[Chart and figure data]
========

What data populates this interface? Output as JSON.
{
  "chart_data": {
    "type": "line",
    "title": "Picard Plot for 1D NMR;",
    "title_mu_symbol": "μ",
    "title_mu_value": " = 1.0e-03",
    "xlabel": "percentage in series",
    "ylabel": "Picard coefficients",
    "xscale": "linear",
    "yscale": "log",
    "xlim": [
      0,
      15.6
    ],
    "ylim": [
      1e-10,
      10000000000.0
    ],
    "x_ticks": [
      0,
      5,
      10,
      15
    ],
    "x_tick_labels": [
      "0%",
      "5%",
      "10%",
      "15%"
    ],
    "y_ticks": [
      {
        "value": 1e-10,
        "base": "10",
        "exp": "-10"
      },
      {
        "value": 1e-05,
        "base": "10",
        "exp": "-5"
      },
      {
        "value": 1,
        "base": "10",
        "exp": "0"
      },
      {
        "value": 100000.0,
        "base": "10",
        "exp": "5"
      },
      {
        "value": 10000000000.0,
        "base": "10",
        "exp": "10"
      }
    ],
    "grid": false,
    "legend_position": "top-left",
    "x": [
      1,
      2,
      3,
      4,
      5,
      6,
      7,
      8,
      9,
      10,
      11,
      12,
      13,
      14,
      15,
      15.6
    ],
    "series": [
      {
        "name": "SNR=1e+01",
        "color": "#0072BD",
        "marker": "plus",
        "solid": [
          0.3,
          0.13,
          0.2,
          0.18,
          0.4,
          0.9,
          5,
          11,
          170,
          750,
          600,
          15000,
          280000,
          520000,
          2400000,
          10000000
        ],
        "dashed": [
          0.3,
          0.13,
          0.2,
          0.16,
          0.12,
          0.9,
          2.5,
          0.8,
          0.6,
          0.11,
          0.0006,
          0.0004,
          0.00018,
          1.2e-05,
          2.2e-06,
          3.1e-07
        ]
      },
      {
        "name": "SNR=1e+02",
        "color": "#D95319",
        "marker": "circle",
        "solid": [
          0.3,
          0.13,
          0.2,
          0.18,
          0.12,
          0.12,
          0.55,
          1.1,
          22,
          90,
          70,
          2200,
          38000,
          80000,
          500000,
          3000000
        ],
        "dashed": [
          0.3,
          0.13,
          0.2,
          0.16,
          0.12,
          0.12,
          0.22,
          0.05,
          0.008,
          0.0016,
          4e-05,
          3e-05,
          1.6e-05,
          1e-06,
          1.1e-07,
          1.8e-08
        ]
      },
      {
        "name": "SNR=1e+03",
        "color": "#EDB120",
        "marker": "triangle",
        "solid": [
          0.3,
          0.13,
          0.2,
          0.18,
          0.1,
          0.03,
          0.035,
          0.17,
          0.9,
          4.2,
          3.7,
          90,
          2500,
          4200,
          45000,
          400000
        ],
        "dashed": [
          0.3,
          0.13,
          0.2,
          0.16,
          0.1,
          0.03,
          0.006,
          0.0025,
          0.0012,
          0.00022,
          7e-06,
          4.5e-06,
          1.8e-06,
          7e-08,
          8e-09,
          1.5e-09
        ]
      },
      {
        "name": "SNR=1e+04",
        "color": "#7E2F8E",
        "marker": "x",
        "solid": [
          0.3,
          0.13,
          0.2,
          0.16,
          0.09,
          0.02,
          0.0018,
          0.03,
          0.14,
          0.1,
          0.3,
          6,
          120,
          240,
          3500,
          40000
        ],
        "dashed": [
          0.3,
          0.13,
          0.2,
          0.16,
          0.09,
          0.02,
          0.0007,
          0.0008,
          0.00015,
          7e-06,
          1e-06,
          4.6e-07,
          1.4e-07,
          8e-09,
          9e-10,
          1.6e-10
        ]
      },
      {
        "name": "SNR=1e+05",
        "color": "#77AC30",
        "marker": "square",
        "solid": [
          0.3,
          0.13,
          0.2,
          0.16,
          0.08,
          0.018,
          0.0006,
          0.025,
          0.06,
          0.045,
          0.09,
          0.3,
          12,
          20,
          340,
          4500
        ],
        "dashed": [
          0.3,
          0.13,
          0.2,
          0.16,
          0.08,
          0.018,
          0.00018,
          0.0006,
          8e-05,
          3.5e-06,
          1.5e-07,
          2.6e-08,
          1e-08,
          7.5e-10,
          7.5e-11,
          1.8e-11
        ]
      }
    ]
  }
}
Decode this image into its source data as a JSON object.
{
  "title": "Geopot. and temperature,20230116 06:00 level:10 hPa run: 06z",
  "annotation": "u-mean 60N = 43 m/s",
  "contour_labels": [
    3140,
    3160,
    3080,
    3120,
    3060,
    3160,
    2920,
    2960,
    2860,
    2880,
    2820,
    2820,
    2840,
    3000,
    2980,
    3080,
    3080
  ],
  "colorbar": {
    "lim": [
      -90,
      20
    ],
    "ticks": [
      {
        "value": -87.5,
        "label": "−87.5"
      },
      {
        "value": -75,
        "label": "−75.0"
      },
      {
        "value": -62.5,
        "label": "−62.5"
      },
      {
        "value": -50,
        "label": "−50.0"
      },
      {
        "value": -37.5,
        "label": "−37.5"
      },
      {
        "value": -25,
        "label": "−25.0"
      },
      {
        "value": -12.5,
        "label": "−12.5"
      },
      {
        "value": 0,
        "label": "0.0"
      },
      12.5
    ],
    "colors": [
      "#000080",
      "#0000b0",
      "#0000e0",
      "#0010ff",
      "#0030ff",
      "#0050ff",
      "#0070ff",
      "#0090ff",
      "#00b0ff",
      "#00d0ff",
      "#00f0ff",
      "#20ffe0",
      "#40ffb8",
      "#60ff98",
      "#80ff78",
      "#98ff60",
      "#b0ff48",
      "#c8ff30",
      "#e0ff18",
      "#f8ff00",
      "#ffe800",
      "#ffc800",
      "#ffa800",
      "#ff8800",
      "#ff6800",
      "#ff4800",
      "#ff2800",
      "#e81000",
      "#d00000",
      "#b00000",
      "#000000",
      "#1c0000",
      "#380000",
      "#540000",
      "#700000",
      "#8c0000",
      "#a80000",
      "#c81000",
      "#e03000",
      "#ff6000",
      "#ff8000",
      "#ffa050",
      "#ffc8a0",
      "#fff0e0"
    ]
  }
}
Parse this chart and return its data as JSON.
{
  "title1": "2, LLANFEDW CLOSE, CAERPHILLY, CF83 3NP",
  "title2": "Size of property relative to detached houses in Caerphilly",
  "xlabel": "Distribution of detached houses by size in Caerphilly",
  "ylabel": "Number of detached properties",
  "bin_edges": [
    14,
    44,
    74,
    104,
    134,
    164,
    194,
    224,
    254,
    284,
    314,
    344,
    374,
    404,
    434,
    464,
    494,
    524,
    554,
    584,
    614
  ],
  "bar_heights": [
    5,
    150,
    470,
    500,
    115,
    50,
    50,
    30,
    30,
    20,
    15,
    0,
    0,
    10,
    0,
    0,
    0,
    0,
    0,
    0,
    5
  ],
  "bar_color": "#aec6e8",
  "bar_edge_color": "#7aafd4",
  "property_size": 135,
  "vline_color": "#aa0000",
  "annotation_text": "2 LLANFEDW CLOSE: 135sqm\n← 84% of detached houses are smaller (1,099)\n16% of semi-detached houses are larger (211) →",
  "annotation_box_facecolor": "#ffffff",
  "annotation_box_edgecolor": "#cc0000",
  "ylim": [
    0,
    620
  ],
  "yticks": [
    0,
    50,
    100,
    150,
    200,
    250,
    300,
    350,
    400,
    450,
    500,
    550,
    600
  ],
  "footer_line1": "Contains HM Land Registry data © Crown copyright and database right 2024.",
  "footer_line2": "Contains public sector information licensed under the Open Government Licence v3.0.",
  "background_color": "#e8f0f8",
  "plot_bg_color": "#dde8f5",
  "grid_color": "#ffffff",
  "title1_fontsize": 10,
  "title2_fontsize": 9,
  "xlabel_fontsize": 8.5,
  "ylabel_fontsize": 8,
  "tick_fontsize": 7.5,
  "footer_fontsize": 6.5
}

========

*Goal*. Scan the entries above. Copy each line that has the string "this".

*Worked solution*.
What data populates this interface? Output as JSON.
Decode this image into its source data as a JSON object.
Parse this chart and return its data as JSON.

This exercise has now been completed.